▶ **WORK REQUIRED**:
Pull out every line below that holds the word "медицинских".

:::::

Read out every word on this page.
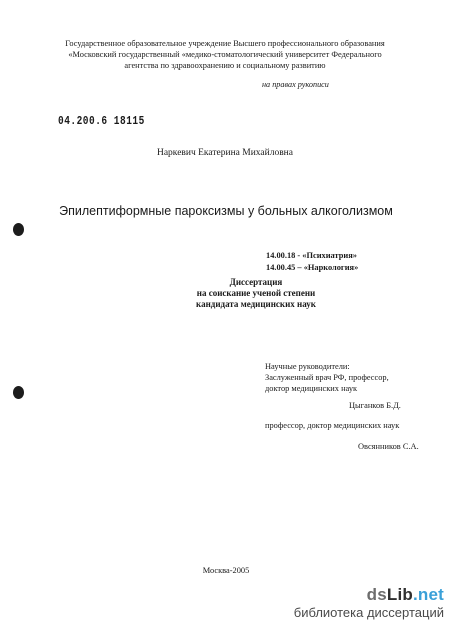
Государственное образовательное учреждение Высшего профессионального образования
«Московский государственный «медико-стоматологический университет Федерального
агентства по здравоохранению и социальному развитию
на правах рукописи
04.200.6 18115
Наркевич Екатерина Михайловна
Эпилептиформные пароксизмы у больных алкоголизмом
14.00.18 - «Психиатрия»
14.00.45 – «Наркология»
Диссертация
на соискание ученой степени
кандидата медицинских наук
Научные руководители:
Заслуженный врач РФ, профессор,
доктор медицинских наук
Цыганков Б.Д.
профессор, доктор медицинских наук
Овсянников С.А.
Москва-2005
dsLib.net
библиотека диссертаций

:::::

▶ **COMPLETED EXERCISE**:
кандидата медицинских наук
доктор медицинских наук
профессор, доктор медицинских наук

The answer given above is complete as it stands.